_Objective_. Count, in the entries, the lines with "voll". Answer with the number only.

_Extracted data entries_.
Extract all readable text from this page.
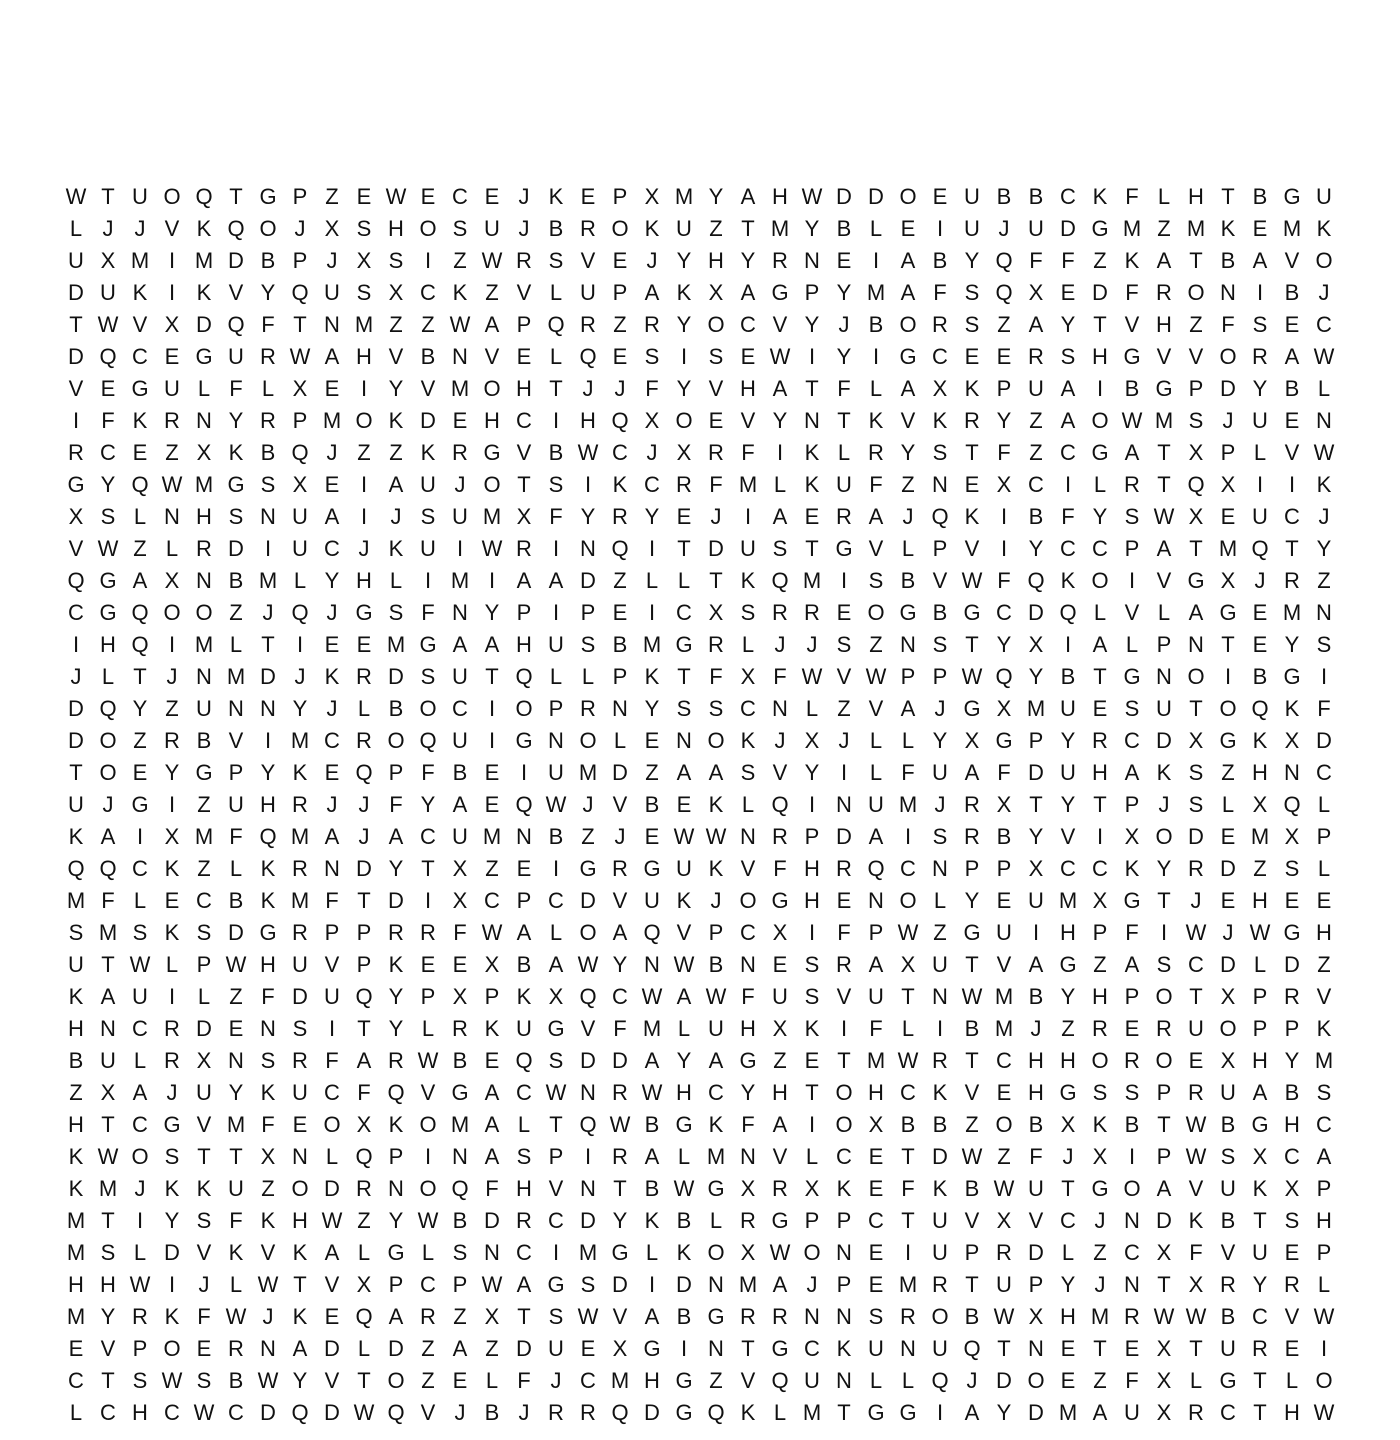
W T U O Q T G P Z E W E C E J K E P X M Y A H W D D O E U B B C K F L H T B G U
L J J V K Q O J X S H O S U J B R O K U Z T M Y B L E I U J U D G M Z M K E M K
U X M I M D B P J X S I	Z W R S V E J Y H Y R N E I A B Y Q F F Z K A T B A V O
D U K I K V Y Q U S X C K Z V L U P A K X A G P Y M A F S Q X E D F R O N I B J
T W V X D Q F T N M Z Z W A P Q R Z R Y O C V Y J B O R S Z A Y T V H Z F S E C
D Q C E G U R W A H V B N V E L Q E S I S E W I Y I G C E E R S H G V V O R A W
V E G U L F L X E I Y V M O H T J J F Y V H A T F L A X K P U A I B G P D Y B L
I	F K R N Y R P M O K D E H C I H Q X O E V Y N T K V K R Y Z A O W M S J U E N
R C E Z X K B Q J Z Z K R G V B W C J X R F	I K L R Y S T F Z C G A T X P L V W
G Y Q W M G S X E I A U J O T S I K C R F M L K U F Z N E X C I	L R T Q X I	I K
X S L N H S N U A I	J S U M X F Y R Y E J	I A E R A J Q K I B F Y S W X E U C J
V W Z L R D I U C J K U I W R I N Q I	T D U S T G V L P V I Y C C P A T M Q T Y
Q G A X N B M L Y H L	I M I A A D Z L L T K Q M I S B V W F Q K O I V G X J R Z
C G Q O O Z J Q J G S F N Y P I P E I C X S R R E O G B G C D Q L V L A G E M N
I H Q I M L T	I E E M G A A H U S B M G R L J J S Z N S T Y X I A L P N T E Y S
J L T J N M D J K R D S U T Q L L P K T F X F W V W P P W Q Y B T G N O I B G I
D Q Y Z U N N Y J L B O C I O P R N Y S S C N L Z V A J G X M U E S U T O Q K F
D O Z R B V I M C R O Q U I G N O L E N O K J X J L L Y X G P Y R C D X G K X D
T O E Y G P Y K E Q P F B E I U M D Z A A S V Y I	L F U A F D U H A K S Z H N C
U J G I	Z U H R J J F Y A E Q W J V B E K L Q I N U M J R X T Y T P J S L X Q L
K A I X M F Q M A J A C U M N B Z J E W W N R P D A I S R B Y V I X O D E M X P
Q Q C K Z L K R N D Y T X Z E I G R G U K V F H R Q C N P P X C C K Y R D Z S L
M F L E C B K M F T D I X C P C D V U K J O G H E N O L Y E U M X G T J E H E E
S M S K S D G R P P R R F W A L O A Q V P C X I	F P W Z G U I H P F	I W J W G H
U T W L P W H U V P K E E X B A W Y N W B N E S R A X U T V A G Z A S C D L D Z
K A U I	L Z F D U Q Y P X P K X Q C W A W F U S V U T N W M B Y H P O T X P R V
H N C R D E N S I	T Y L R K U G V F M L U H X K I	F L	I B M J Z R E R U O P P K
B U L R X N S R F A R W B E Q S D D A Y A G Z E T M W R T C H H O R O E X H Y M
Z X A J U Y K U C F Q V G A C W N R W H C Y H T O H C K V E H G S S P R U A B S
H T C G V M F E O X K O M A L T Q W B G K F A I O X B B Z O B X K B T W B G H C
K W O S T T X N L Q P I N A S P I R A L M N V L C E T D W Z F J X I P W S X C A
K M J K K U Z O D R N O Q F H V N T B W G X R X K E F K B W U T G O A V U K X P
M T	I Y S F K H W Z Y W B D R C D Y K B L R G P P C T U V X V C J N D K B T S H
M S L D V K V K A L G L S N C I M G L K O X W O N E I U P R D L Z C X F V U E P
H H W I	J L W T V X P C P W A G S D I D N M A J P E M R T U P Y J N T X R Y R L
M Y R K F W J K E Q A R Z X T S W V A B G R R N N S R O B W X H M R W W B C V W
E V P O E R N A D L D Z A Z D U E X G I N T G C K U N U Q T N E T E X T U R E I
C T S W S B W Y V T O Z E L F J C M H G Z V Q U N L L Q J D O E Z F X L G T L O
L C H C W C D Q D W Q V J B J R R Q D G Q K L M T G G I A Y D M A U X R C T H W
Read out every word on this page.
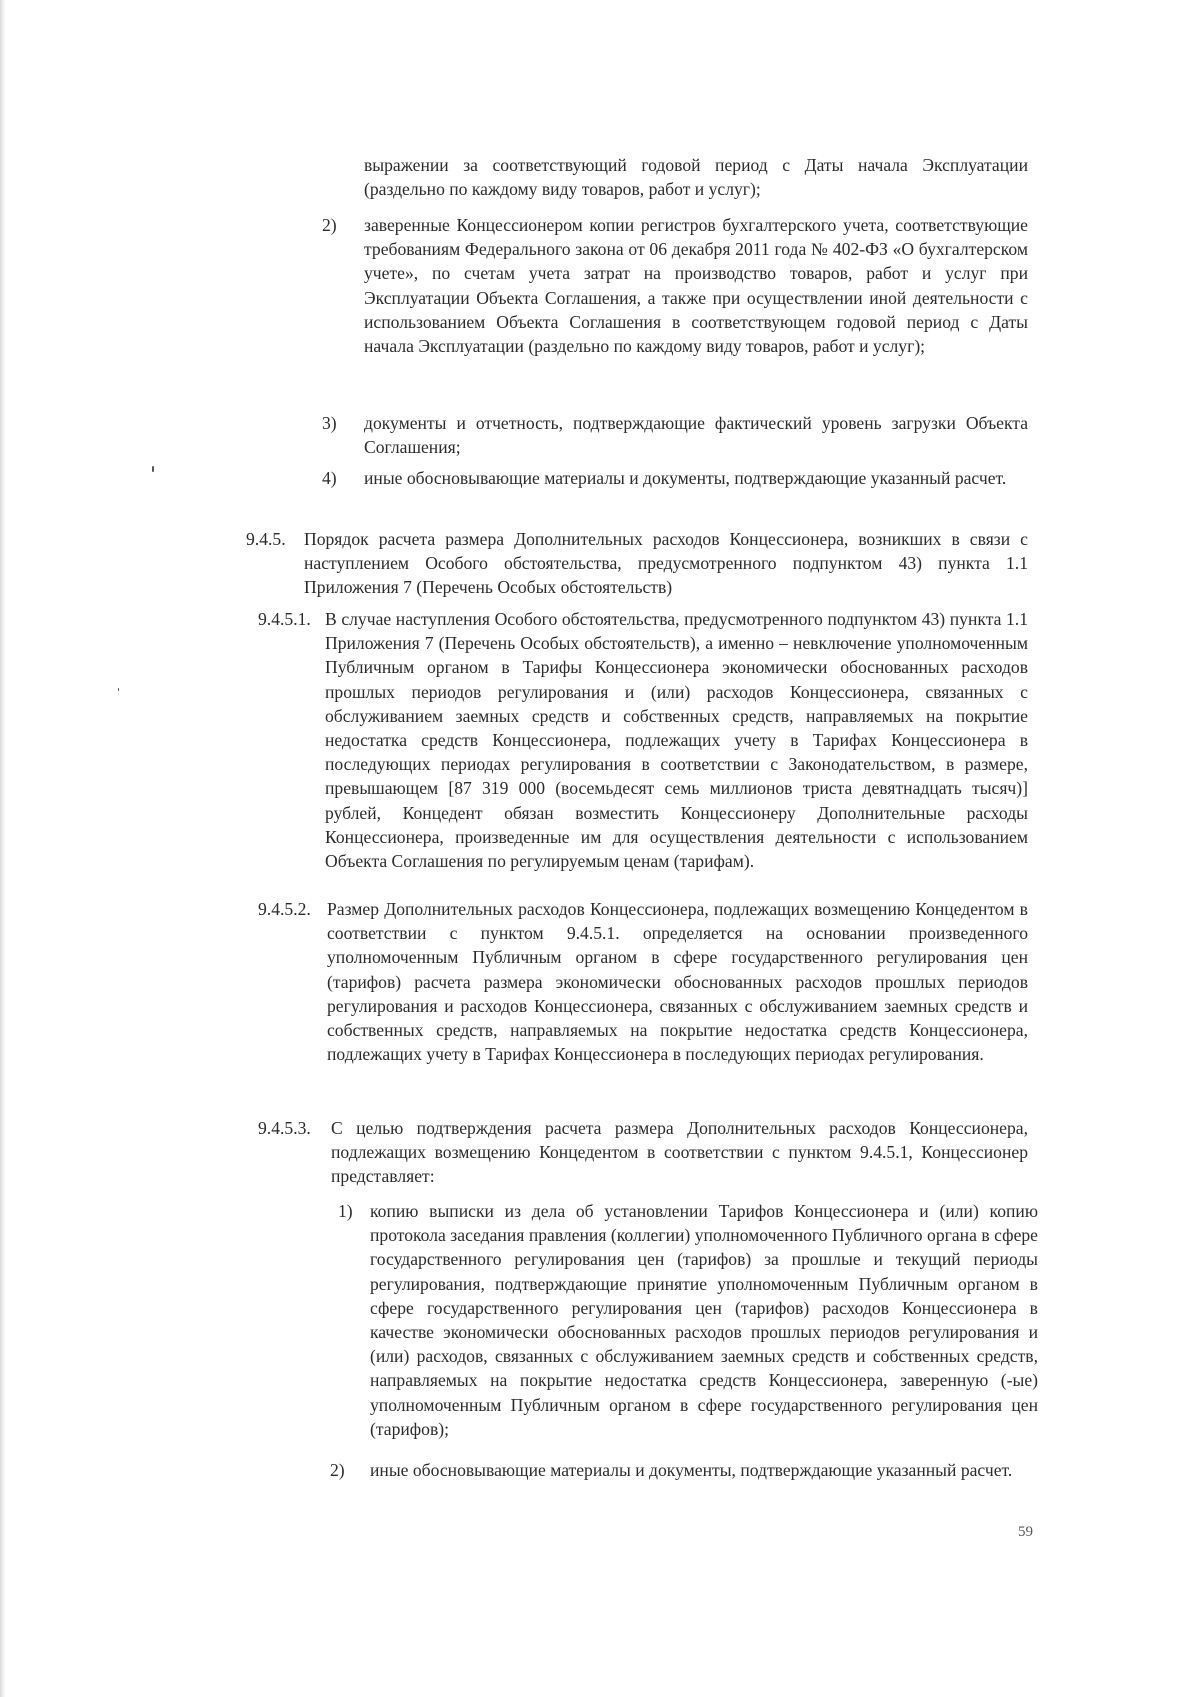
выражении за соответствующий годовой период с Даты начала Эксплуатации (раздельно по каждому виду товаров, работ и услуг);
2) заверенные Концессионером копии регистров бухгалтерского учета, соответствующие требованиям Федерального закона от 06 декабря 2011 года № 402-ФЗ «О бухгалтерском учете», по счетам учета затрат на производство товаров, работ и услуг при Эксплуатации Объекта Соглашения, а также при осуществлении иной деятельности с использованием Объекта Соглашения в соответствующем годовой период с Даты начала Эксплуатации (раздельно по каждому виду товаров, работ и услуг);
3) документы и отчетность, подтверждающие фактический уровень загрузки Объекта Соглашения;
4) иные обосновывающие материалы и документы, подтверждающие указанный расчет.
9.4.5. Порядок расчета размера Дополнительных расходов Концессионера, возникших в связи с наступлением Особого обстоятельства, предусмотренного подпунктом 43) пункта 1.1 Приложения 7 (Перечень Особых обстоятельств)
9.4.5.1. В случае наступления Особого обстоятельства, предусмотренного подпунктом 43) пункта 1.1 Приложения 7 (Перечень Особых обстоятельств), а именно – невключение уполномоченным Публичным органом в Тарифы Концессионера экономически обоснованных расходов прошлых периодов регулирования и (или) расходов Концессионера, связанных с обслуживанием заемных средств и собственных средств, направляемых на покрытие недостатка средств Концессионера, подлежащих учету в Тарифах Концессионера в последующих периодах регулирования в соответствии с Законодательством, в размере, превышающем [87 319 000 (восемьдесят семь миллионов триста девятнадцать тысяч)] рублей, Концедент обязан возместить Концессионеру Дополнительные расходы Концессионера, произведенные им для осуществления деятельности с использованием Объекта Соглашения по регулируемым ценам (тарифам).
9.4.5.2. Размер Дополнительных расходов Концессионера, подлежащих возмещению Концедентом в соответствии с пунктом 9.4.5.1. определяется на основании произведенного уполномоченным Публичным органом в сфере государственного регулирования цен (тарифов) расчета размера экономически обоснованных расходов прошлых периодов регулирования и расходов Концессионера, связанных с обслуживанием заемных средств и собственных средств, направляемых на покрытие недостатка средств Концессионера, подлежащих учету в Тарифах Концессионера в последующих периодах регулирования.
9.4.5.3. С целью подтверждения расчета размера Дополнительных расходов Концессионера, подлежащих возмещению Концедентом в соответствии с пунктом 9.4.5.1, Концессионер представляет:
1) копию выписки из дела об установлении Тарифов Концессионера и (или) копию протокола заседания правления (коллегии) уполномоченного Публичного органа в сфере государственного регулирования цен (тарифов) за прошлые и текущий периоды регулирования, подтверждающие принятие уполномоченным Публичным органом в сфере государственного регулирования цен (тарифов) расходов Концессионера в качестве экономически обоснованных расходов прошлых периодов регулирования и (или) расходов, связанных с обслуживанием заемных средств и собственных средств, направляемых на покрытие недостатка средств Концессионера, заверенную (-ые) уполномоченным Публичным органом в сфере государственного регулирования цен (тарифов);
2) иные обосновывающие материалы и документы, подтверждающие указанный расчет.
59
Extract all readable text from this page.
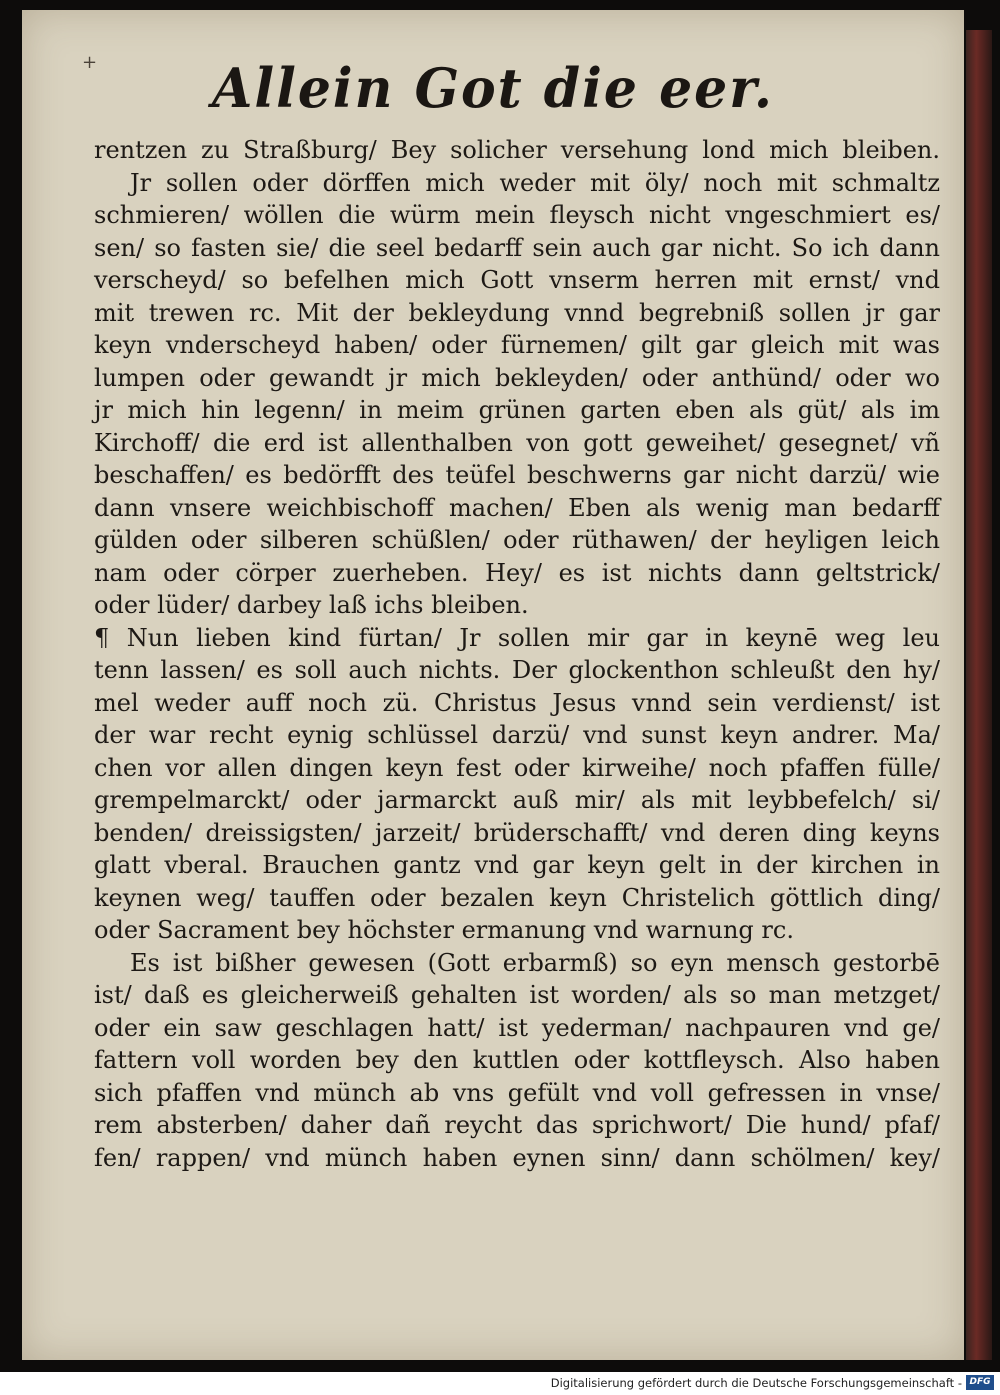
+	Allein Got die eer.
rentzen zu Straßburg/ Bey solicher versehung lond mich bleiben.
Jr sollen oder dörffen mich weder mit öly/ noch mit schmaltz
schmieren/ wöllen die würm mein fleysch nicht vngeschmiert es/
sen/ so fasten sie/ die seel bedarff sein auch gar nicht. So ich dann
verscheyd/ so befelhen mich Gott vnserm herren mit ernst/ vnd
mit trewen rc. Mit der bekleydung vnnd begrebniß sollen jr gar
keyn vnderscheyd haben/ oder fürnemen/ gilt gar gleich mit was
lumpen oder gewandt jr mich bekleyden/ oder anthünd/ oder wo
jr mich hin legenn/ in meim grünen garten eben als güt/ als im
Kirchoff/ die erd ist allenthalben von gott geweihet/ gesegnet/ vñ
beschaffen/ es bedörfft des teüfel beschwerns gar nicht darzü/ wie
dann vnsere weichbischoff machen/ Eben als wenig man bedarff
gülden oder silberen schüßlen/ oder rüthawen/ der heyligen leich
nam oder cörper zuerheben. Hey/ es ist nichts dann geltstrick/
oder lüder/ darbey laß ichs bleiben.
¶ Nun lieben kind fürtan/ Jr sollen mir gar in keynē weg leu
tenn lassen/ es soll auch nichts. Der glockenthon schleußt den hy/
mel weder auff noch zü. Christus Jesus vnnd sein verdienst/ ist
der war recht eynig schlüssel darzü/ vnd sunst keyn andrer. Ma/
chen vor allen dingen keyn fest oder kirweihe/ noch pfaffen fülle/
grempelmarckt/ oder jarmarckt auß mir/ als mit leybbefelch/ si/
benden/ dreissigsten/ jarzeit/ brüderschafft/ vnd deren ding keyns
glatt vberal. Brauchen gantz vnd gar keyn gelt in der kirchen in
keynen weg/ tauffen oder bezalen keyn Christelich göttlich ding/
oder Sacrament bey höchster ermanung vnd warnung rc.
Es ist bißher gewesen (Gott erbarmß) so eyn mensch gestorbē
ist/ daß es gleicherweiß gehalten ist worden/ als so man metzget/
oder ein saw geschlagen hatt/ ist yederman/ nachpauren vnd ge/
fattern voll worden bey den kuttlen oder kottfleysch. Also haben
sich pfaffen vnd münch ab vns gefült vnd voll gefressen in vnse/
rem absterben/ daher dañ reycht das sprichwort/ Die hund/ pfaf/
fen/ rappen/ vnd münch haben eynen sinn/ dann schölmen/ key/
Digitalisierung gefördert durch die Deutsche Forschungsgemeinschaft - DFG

_The result_. 2